Task statement | Each entry below is to be extracted exactly.
**** Dataset
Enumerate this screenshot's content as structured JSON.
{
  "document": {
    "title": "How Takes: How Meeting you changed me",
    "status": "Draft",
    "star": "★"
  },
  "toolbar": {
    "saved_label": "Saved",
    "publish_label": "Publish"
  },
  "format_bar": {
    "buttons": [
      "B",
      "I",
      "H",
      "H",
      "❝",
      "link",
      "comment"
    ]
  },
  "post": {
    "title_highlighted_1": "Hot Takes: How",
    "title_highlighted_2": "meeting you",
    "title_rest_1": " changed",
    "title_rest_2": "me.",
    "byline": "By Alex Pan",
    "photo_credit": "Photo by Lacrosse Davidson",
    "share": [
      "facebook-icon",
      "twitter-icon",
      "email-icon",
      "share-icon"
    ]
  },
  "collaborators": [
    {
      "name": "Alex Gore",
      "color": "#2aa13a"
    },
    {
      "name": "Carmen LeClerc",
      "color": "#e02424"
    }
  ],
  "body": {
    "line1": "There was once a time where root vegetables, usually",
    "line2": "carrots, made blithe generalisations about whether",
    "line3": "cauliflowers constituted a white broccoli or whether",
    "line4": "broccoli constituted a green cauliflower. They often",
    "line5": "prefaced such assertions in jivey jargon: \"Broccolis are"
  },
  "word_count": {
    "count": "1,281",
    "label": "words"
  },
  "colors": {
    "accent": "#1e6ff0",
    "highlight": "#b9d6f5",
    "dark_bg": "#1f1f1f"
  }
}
********
Written solution |
Enumerate this screenshot's content as structured JSON.
{
  "document": {
    "title": "How Takes: How Meeting you changed me",
    "status": "Draft",
    "star": "★"
  },
  "toolbar": {
    "saved_label": "Saved",
    "publish_label": "Publish"
  },
  "format_bar": {
    "buttons": [
      "B",
      "I",
      "H",
      "H",
      "❝",
      "link",
      "comment"
    ]
  },
  "post": {
    "title_highlighted_1": "Hot Takes: How",
    "title_highlighted_2": "meeting you",
    "title_rest_1": " changed",
    "title_rest_2": "me.",
    "byline": "By Alex Pan",
    "photo_credit": "Photo by Lacrosse Davidson",
    "share": [
      "facebook-icon",
      "twitter-icon",
      "email-icon",
      "share-icon"
    ]
  },
  "collaborators": [
    {
      "name": "Alex Gore",
      "color": "#2aa13a"
    },
    {
      "name": "Carmen LeClerc",
      "color": "#e02424"
    }
  ],
  "body": {
    "line1": "There was once a time where root vegetables, usually",
    "line2": "carrots, made blithe generalisations about whether",
    "line3": "cauliflowers constituted a white broccoli or whether",
    "line4": "broccoli constituted a green cauliflower. They often",
    "line5": "prefaced such assertions in jivey jargon: \"Broccolis are"
  },
  "word_count": {
    "count": "1,281",
    "label": "words"
  },
  "colors": {
    "accent": "#1e6ff0",
    "highlight": "#b9d6f5",
    "dark_bg": "#1f1f1f"
  }
}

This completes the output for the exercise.